Extracted data entries
• • •
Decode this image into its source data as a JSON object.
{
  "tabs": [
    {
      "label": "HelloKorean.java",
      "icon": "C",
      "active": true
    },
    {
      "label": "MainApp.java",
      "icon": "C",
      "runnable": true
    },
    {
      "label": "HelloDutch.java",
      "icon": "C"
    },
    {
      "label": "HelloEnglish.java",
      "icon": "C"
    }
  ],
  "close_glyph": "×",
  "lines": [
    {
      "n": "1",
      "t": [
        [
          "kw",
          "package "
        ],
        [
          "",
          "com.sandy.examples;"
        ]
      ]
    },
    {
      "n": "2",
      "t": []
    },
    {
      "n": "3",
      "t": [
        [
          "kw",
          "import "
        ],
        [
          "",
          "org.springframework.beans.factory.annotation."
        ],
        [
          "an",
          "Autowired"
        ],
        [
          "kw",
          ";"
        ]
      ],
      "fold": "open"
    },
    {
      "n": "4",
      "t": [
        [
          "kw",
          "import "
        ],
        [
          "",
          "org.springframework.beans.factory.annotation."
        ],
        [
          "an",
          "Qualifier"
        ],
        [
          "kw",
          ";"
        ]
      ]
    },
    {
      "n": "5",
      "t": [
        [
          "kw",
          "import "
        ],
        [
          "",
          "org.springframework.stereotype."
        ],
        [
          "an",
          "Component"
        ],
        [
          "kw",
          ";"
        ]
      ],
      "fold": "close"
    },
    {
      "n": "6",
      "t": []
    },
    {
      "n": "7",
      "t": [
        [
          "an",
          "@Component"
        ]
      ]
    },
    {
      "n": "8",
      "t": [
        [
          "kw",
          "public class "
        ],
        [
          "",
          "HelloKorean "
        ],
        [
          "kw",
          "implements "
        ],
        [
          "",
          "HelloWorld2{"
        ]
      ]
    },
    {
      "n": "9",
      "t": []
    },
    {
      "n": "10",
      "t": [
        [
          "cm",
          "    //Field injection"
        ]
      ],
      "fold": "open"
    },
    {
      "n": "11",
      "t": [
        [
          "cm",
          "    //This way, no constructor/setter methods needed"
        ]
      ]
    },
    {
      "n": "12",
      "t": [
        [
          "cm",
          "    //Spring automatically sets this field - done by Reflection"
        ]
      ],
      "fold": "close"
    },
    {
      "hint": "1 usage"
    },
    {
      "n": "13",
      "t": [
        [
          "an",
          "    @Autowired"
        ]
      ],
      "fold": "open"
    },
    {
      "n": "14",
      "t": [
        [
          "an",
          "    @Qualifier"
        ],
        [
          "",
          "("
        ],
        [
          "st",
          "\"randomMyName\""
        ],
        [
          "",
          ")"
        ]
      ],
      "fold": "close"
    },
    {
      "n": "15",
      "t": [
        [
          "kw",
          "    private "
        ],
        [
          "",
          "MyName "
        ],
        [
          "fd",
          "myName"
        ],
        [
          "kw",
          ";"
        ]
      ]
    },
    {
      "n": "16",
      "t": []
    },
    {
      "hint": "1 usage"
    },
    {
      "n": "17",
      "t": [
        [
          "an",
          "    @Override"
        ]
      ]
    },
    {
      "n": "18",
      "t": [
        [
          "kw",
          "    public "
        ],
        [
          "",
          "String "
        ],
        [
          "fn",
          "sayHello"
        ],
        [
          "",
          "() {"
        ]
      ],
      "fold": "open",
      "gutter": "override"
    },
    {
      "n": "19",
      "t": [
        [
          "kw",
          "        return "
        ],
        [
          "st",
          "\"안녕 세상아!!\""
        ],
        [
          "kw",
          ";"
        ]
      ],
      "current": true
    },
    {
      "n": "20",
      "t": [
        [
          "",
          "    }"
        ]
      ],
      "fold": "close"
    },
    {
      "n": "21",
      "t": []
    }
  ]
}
• • •
## Job
Give back all the records exactly as they stand.

## Worked answer
Decode this image into its source data as a JSON object.
{
  "tabs": [
    {
      "label": "HelloKorean.java",
      "icon": "C",
      "active": true
    },
    {
      "label": "MainApp.java",
      "icon": "C",
      "runnable": true
    },
    {
      "label": "HelloDutch.java",
      "icon": "C"
    },
    {
      "label": "HelloEnglish.java",
      "icon": "C"
    }
  ],
  "close_glyph": "×",
  "lines": [
    {
      "n": "1",
      "t": [
        [
          "kw",
          "package "
        ],
        [
          "",
          "com.sandy.examples;"
        ]
      ]
    },
    {
      "n": "2",
      "t": []
    },
    {
      "n": "3",
      "t": [
        [
          "kw",
          "import "
        ],
        [
          "",
          "org.springframework.beans.factory.annotation."
        ],
        [
          "an",
          "Autowired"
        ],
        [
          "kw",
          ";"
        ]
      ],
      "fold": "open"
    },
    {
      "n": "4",
      "t": [
        [
          "kw",
          "import "
        ],
        [
          "",
          "org.springframework.beans.factory.annotation."
        ],
        [
          "an",
          "Qualifier"
        ],
        [
          "kw",
          ";"
        ]
      ]
    },
    {
      "n": "5",
      "t": [
        [
          "kw",
          "import "
        ],
        [
          "",
          "org.springframework.stereotype."
        ],
        [
          "an",
          "Component"
        ],
        [
          "kw",
          ";"
        ]
      ],
      "fold": "close"
    },
    {
      "n": "6",
      "t": []
    },
    {
      "n": "7",
      "t": [
        [
          "an",
          "@Component"
        ]
      ]
    },
    {
      "n": "8",
      "t": [
        [
          "kw",
          "public class "
        ],
        [
          "",
          "HelloKorean "
        ],
        [
          "kw",
          "implements "
        ],
        [
          "",
          "HelloWorld2{"
        ]
      ]
    },
    {
      "n": "9",
      "t": []
    },
    {
      "n": "10",
      "t": [
        [
          "cm",
          "    //Field injection"
        ]
      ],
      "fold": "open"
    },
    {
      "n": "11",
      "t": [
        [
          "cm",
          "    //This way, no constructor/setter methods needed"
        ]
      ]
    },
    {
      "n": "12",
      "t": [
        [
          "cm",
          "    //Spring automatically sets this field - done by Reflection"
        ]
      ],
      "fold": "close"
    },
    {
      "hint": "1 usage"
    },
    {
      "n": "13",
      "t": [
        [
          "an",
          "    @Autowired"
        ]
      ],
      "fold": "open"
    },
    {
      "n": "14",
      "t": [
        [
          "an",
          "    @Qualifier"
        ],
        [
          "",
          "("
        ],
        [
          "st",
          "\"randomMyName\""
        ],
        [
          "",
          ")"
        ]
      ],
      "fold": "close"
    },
    {
      "n": "15",
      "t": [
        [
          "kw",
          "    private "
        ],
        [
          "",
          "MyName "
        ],
        [
          "fd",
          "myName"
        ],
        [
          "kw",
          ";"
        ]
      ]
    },
    {
      "n": "16",
      "t": []
    },
    {
      "hint": "1 usage"
    },
    {
      "n": "17",
      "t": [
        [
          "an",
          "    @Override"
        ]
      ]
    },
    {
      "n": "18",
      "t": [
        [
          "kw",
          "    public "
        ],
        [
          "",
          "String "
        ],
        [
          "fn",
          "sayHello"
        ],
        [
          "",
          "() {"
        ]
      ],
      "fold": "open",
      "gutter": "override"
    },
    {
      "n": "19",
      "t": [
        [
          "kw",
          "        return "
        ],
        [
          "st",
          "\"안녕 세상아!!\""
        ],
        [
          "kw",
          ";"
        ]
      ],
      "current": true
    },
    {
      "n": "20",
      "t": [
        [
          "",
          "    }"
        ]
      ],
      "fold": "close"
    },
    {
      "n": "21",
      "t": []
    }
  ]
}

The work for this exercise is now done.